(Dataset rows)
-- Begin --
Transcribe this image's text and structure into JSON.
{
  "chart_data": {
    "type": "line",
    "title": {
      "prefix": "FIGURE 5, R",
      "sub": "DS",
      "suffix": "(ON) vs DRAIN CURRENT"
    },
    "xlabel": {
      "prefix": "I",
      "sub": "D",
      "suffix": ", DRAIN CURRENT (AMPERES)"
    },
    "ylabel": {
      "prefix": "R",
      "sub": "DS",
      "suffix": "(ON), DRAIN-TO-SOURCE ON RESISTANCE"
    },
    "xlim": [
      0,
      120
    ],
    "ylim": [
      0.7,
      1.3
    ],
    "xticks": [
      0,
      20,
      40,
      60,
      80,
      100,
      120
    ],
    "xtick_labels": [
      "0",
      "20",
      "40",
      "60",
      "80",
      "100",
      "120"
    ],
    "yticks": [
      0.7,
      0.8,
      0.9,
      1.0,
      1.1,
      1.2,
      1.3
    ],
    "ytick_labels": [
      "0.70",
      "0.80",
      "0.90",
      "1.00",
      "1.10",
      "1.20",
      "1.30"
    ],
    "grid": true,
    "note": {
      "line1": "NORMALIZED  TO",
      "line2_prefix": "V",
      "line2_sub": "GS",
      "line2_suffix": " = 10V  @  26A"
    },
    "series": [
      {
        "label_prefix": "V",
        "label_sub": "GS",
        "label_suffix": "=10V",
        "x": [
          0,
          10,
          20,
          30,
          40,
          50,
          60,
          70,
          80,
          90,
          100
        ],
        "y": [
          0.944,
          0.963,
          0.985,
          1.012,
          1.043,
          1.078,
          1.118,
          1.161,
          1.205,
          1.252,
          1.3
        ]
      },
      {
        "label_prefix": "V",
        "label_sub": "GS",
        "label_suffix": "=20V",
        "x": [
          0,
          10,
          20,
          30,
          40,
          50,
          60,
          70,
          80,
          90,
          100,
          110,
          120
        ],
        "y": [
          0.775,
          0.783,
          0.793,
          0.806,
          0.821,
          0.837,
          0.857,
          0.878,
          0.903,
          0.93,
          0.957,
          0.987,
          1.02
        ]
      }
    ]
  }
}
-- End --
# Exercise directions
Reproduce the data in its entirety, matching each character.

# In response
Transcribe this image's text and structure into JSON.
{
  "chart_data": {
    "type": "line",
    "title": {
      "prefix": "FIGURE 5, R",
      "sub": "DS",
      "suffix": "(ON) vs DRAIN CURRENT"
    },
    "xlabel": {
      "prefix": "I",
      "sub": "D",
      "suffix": ", DRAIN CURRENT (AMPERES)"
    },
    "ylabel": {
      "prefix": "R",
      "sub": "DS",
      "suffix": "(ON), DRAIN-TO-SOURCE ON RESISTANCE"
    },
    "xlim": [
      0,
      120
    ],
    "ylim": [
      0.7,
      1.3
    ],
    "xticks": [
      0,
      20,
      40,
      60,
      80,
      100,
      120
    ],
    "xtick_labels": [
      "0",
      "20",
      "40",
      "60",
      "80",
      "100",
      "120"
    ],
    "yticks": [
      0.7,
      0.8,
      0.9,
      1.0,
      1.1,
      1.2,
      1.3
    ],
    "ytick_labels": [
      "0.70",
      "0.80",
      "0.90",
      "1.00",
      "1.10",
      "1.20",
      "1.30"
    ],
    "grid": true,
    "note": {
      "line1": "NORMALIZED  TO",
      "line2_prefix": "V",
      "line2_sub": "GS",
      "line2_suffix": " = 10V  @  26A"
    },
    "series": [
      {
        "label_prefix": "V",
        "label_sub": "GS",
        "label_suffix": "=10V",
        "x": [
          0,
          10,
          20,
          30,
          40,
          50,
          60,
          70,
          80,
          90,
          100
        ],
        "y": [
          0.944,
          0.963,
          0.985,
          1.012,
          1.043,
          1.078,
          1.118,
          1.161,
          1.205,
          1.252,
          1.3
        ]
      },
      {
        "label_prefix": "V",
        "label_sub": "GS",
        "label_suffix": "=20V",
        "x": [
          0,
          10,
          20,
          30,
          40,
          50,
          60,
          70,
          80,
          90,
          100,
          110,
          120
        ],
        "y": [
          0.775,
          0.783,
          0.793,
          0.806,
          0.821,
          0.837,
          0.857,
          0.878,
          0.903,
          0.93,
          0.957,
          0.987,
          1.02
        ]
      }
    ]
  }
}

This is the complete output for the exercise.